◆ TASK DATA
* BEGIN *
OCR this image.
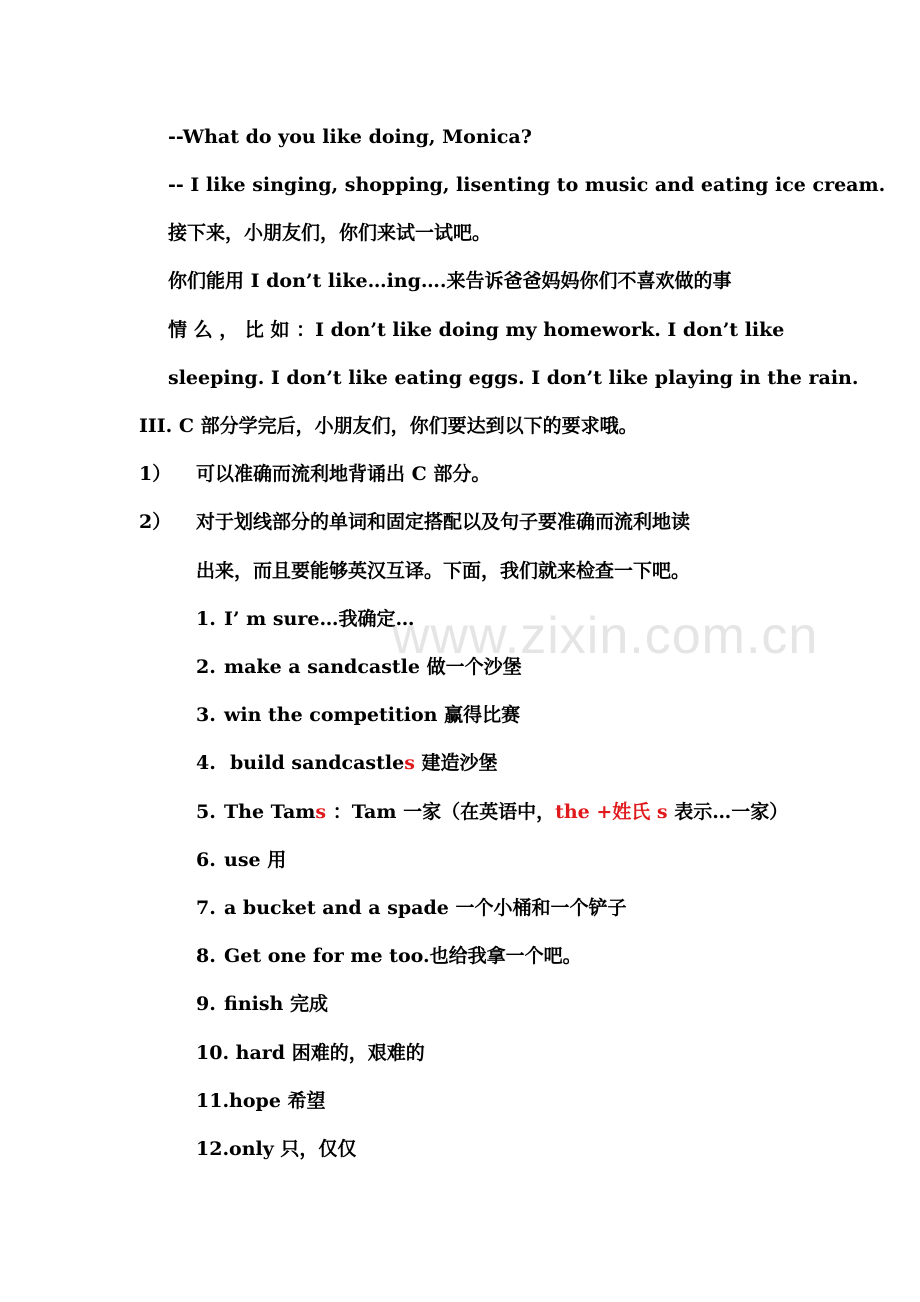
--What do you like doing, Monica?
-- I like singing, shopping, lisenting to music and eating ice cream.
接下来，小朋友们，你们来试一试吧。
你们能用 I don’t like…ing….来告诉爸爸妈妈你们不喜欢做的事
情 么 ， 比 如 ： I don’t like doing my homework. I don’t like
sleeping. I don’t like eating eggs. I don’t like playing in the rain.
III. C 部分学完后，小朋友们，你们要达到以下的要求哦。
1） 可以准确而流利地背诵出 C 部分。
2） 对于划线部分的单词和固定搭配以及句子要准确而流利地读
出来，而且要能够英汉互译。下面，我们就来检查一下吧。
1. I’ m sure…我确定…
2. make a sandcastle 做一个沙堡
3. win the competition 赢得比赛
4. build sandcastles 建造沙堡
5. The Tams ：Tam 一家（在英语中，the +姓氏 s 表示…一家）
6. use 用
7. a bucket and a spade 一个小桶和一个铲子
8. Get one for me too.也给我拿一个吧。
9. finish 完成
10. hard 困难的，艰难的
11.hope 希望
12.only 只，仅仅
www.zixin.com.cn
* END *
◆ PROBLEM TO WORK ON
Print all the records again exactly; do not include any picture.

◆ SOLUTION FOR THIS PROBLEM
OCR this image.
--What do you like doing, Monica?
-- I like singing, shopping, lisenting to music and eating ice cream.
接下来，小朋友们，你们来试一试吧。
你们能用 I don’t like…ing….来告诉爸爸妈妈你们不喜欢做的事
情 么 ， 比 如 ： I don’t like doing my homework. I don’t like
sleeping. I don’t like eating eggs. I don’t like playing in the rain.
III. C 部分学完后，小朋友们，你们要达到以下的要求哦。
1） 可以准确而流利地背诵出 C 部分。
2） 对于划线部分的单词和固定搭配以及句子要准确而流利地读
出来，而且要能够英汉互译。下面，我们就来检查一下吧。
1. I’ m sure…我确定…
2. make a sandcastle 做一个沙堡
3. win the competition 赢得比赛
4. build sandcastles 建造沙堡
5. The Tams ：Tam 一家（在英语中，the +姓氏 s 表示…一家）
6. use 用
7. a bucket and a spade 一个小桶和一个铲子
8. Get one for me too.也给我拿一个吧。
9. finish 完成
10. hard 困难的，艰难的
11.hope 希望
12.only 只，仅仅
www.zixin.com.cn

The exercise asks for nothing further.